Quote all of the data exactly as given. Skip every picture it contains.
** begin Available data **
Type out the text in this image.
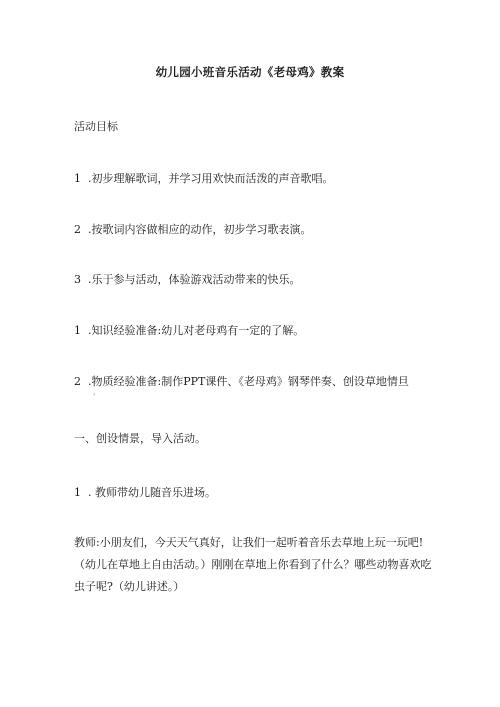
幼儿园小班音乐活动《老母鸡》教案
活动目标
1 .初步理解歌词，并学习用欢快而活泼的声音歌唱。
2 .按歌词内容做相应的动作，初步学习歌表演。
3 .乐于参与活动，体验游戏活动带来的快乐。
1 .知识经验准备:幼儿对老母鸡有一定的了解。
2 .物质经验准备:制作PPT课件、《老母鸡》钢琴伴奏、创设草地情旦
，
一、创设情景，导入活动。
1 . 教师带幼儿随音乐进场。
教师:小朋友们，今天天气真好，让我们一起听着音乐去草地上玩一玩吧!（幼儿在草地上自由活动。）刚刚在草地上你看到了什么？哪些动物喜欢吃虫子呢?（幼儿讲述。）
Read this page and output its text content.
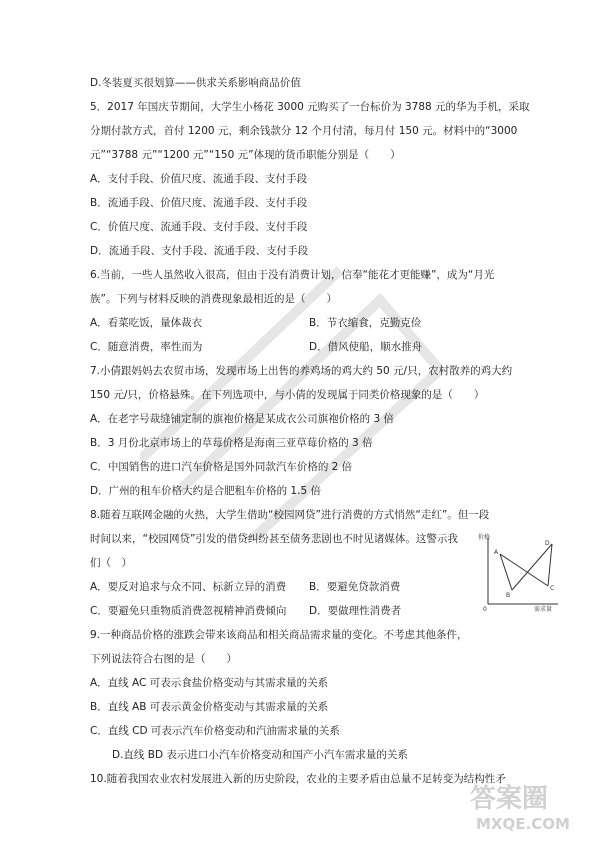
D.冬装夏买很划算——供求关系影响商品价值
5．2017 年国庆节期间，大学生小杨花 3000 元购买了一台标价为 3788 元的华为手机，采取
分期付款方式，首付 1200 元，剩余钱款分 12 个月付清，每月付 150 元。材料中的“3000
元”“3788 元”“1200 元”“150 元”体现的货币职能分别是（　　）
A．支付手段、价值尺度、流通手段、支付手段
B．流通手段、价值尺度、流通手段、支付手段
C．价值尺度、流通手段、支付手段、支付手段
D．流通手段、支付手段、流通手段、支付手段
6.当前，一些人虽然收入很高，但由于没有消费计划，信奉“能花才更能赚”，成为“月光
族”。下列与材料反映的消费现象最相近的是（　　）
A．看菜吃饭，量体裁衣	B．节衣缩食，克勤克俭
C．随意消费，率性而为	D．借风使船，顺水推舟
7.小倩跟妈妈去农贸市场，发现市场上出售的养鸡场的鸡大约 50 元/只，农村散养的鸡大约
150 元/只，价格悬殊。在下列选项中，与小倩的发现属于同类价格现象的是（　　）
A．在老字号裁缝铺定制的旗袍价格是某成衣公司旗袍价格的 3 倍
B．3 月份北京市场上的草莓价格是海南三亚草莓价格的 3 倍
C．中国销售的进口汽车价格是国外同款汽车价格的 2 倍
D．广州的租车价格大约是合肥租车价格的 1.5 倍
8.随着互联网金融的火热，大学生借助“校园网贷”进行消费的方式悄然“走红”。但一段
时间以来，“校园网贷”引发的借贷纠纷甚至债务悲剧也不时见诸媒体。这警示我
们（　）
A．要反对追求与众不同、标新立异的消费 B．要避免贷款消费
C．要避免只重物质消费忽视精神消费倾向 D．要做理性消费者
9.一种商品价格的涨跌会带来该商品和相关商品需求量的变化。不考虑其他条件，
下列说法符合右图的是（　　）
A．直线 AC 可表示食盐价格变动与其需求量的关系
B．直线 AB 可表示黄金价格变动与其需求量的关系
C．直线 CD 可表示汽车价格变动和汽油需求量的关系
D.直线 BD 表示进口小汽车价格变动和国产小汽车需求量的关系
10.随着我国农业农村发展进入新的历史阶段，农业的主要矛盾由总量不足转变为结构性矛
价格
需求量
0
A
B
C
D
答案圈
MXQE.COM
** end Available data **
=== Written solution ===
Type out the text in this image.
幼儿园小班音乐活动《老母鸡》教案
活动目标
1 .初步理解歌词，并学习用欢快而活泼的声音歌唱。
2 .按歌词内容做相应的动作，初步学习歌表演。
3 .乐于参与活动，体验游戏活动带来的快乐。
1 .知识经验准备:幼儿对老母鸡有一定的了解。
2 .物质经验准备:制作PPT课件、《老母鸡》钢琴伴奏、创设草地情旦
，
一、创设情景，导入活动。
1 . 教师带幼儿随音乐进场。
教师:小朋友们，今天天气真好，让我们一起听着音乐去草地上玩一玩吧!（幼儿在草地上自由活动。）刚刚在草地上你看到了什么？哪些动物喜欢吃虫子呢?（幼儿讲述。）
Read this page and output its text content.
D.冬装夏买很划算——供求关系影响商品价值
5．2017 年国庆节期间，大学生小杨花 3000 元购买了一台标价为 3788 元的华为手机，采取
分期付款方式，首付 1200 元，剩余钱款分 12 个月付清，每月付 150 元。材料中的“3000
元”“3788 元”“1200 元”“150 元”体现的货币职能分别是（　　）
A．支付手段、价值尺度、流通手段、支付手段
B．流通手段、价值尺度、流通手段、支付手段
C．价值尺度、流通手段、支付手段、支付手段
D．流通手段、支付手段、流通手段、支付手段
6.当前，一些人虽然收入很高，但由于没有消费计划，信奉“能花才更能赚”，成为“月光
族”。下列与材料反映的消费现象最相近的是（　　）
A．看菜吃饭，量体裁衣	B．节衣缩食，克勤克俭
C．随意消费，率性而为	D．借风使船，顺水推舟
7.小倩跟妈妈去农贸市场，发现市场上出售的养鸡场的鸡大约 50 元/只，农村散养的鸡大约
150 元/只，价格悬殊。在下列选项中，与小倩的发现属于同类价格现象的是（　　）
A．在老字号裁缝铺定制的旗袍价格是某成衣公司旗袍价格的 3 倍
B．3 月份北京市场上的草莓价格是海南三亚草莓价格的 3 倍
C．中国销售的进口汽车价格是国外同款汽车价格的 2 倍
D．广州的租车价格大约是合肥租车价格的 1.5 倍
8.随着互联网金融的火热，大学生借助“校园网贷”进行消费的方式悄然“走红”。但一段
时间以来，“校园网贷”引发的借贷纠纷甚至债务悲剧也不时见诸媒体。这警示我
们（　）
A．要反对追求与众不同、标新立异的消费 B．要避免贷款消费
C．要避免只重物质消费忽视精神消费倾向 D．要做理性消费者
9.一种商品价格的涨跌会带来该商品和相关商品需求量的变化。不考虑其他条件，
下列说法符合右图的是（　　）
A．直线 AC 可表示食盐价格变动与其需求量的关系
B．直线 AB 可表示黄金价格变动与其需求量的关系
C．直线 CD 可表示汽车价格变动和汽油需求量的关系
D.直线 BD 表示进口小汽车价格变动和国产小汽车需求量的关系
10.随着我国农业农村发展进入新的历史阶段，农业的主要矛盾由总量不足转变为结构性矛
价格
需求量
0
A
B
C
D
答案圈
MXQE.COM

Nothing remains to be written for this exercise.